| REQUIREMENTS |
Please rewrite the listing from its start through the line holding "north-blue-deep: [400, 55, 560, 76]", inclusive, replacing "colorbar-swatch" with "legend-swatch" and changing nothing else.

Layout annotation data:
>> start
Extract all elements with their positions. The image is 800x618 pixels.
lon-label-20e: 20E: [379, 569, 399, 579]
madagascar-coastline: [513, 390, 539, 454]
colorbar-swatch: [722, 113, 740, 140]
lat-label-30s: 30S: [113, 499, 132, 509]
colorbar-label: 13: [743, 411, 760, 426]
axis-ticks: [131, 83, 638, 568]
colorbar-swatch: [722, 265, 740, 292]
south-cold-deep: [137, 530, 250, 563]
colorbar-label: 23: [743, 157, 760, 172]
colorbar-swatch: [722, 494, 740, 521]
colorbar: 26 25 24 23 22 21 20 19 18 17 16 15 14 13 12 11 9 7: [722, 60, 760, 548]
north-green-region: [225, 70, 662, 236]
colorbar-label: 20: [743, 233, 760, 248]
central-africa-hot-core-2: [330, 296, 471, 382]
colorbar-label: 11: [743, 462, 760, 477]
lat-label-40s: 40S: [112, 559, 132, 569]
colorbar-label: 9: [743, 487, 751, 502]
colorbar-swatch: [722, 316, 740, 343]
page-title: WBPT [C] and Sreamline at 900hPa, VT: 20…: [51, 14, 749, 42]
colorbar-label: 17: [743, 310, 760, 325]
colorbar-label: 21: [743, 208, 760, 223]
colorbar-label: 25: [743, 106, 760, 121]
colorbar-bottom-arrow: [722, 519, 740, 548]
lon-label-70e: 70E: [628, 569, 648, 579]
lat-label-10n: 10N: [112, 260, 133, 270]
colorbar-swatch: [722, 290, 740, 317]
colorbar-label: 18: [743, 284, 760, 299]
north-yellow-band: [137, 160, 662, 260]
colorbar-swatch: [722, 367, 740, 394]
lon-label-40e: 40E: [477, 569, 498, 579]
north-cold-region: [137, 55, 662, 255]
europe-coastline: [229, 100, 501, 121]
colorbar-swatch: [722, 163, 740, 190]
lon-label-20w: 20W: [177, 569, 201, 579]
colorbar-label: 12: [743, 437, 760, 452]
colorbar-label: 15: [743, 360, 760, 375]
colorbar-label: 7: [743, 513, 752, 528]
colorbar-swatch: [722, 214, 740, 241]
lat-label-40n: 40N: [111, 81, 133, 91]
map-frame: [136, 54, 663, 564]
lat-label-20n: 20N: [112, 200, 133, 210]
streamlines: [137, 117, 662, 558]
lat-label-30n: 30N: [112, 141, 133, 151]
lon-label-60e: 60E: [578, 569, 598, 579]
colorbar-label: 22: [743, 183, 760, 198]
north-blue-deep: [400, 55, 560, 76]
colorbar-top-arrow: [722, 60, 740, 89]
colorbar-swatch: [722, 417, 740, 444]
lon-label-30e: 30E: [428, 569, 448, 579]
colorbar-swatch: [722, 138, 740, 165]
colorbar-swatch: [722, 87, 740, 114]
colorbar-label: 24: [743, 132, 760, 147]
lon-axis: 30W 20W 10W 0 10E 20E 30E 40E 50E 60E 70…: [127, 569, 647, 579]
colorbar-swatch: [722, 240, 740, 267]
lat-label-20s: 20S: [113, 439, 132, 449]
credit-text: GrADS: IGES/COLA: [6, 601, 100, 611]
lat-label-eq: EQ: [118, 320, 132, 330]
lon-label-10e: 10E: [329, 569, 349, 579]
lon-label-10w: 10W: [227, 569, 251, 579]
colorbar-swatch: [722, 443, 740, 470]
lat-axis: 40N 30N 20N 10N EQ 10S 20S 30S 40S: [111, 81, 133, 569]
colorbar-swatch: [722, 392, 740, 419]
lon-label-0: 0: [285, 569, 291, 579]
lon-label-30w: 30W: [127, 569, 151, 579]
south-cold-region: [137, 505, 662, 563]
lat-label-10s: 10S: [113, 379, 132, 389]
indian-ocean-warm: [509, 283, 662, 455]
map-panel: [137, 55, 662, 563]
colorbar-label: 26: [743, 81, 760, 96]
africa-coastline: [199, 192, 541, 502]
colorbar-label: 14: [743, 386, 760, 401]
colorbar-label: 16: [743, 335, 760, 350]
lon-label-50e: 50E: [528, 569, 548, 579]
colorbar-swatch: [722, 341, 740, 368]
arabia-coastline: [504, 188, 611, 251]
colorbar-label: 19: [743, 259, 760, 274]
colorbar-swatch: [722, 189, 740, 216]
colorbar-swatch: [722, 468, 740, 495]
>> end
| RESPONSE TO THE EXERCISE |
Extract all elements with their positions. The image is 800x618 pixels.
lon-label-20e: 20E: [379, 569, 399, 579]
madagascar-coastline: [513, 390, 539, 454]
legend-swatch: [722, 113, 740, 140]
lat-label-30s: 30S: [113, 499, 132, 509]
colorbar-label: 13: [743, 411, 760, 426]
axis-ticks: [131, 83, 638, 568]
legend-swatch: [722, 265, 740, 292]
south-cold-deep: [137, 530, 250, 563]
colorbar-label: 23: [743, 157, 760, 172]
legend-swatch: [722, 494, 740, 521]
colorbar: 26 25 24 23 22 21 20 19 18 17 16 15 14 13 12 11 9 7: [722, 60, 760, 548]
north-green-region: [225, 70, 662, 236]
colorbar-label: 20: [743, 233, 760, 248]
central-africa-hot-core-2: [330, 296, 471, 382]
colorbar-label: 11: [743, 462, 760, 477]
lat-label-40s: 40S: [112, 559, 132, 569]
colorbar-label: 9: [743, 487, 751, 502]
legend-swatch: [722, 316, 740, 343]
page-title: WBPT [C] and Sreamline at 900hPa, VT: 20…: [51, 14, 749, 42]
colorbar-label: 17: [743, 310, 760, 325]
colorbar-label: 21: [743, 208, 760, 223]
colorbar-label: 25: [743, 106, 760, 121]
colorbar-bottom-arrow: [722, 519, 740, 548]
lon-label-70e: 70E: [628, 569, 648, 579]
lat-label-10n: 10N: [112, 260, 133, 270]
legend-swatch: [722, 290, 740, 317]
colorbar-label: 18: [743, 284, 760, 299]
north-yellow-band: [137, 160, 662, 260]
legend-swatch: [722, 367, 740, 394]
lon-label-40e: 40E: [477, 569, 498, 579]
north-cold-region: [137, 55, 662, 255]
europe-coastline: [229, 100, 501, 121]
legend-swatch: [722, 163, 740, 190]
lon-label-20w: 20W: [177, 569, 201, 579]
colorbar-label: 12: [743, 437, 760, 452]
colorbar-label: 15: [743, 360, 760, 375]
colorbar-label: 7: [743, 513, 752, 528]
legend-swatch: [722, 214, 740, 241]
lat-label-40n: 40N: [111, 81, 133, 91]
map-frame: [136, 54, 663, 564]
lat-label-20n: 20N: [112, 200, 133, 210]
streamlines: [137, 117, 662, 558]
lat-label-30n: 30N: [112, 141, 133, 151]
lon-label-60e: 60E: [578, 569, 598, 579]
colorbar-label: 22: [743, 183, 760, 198]
north-blue-deep: [400, 55, 560, 76]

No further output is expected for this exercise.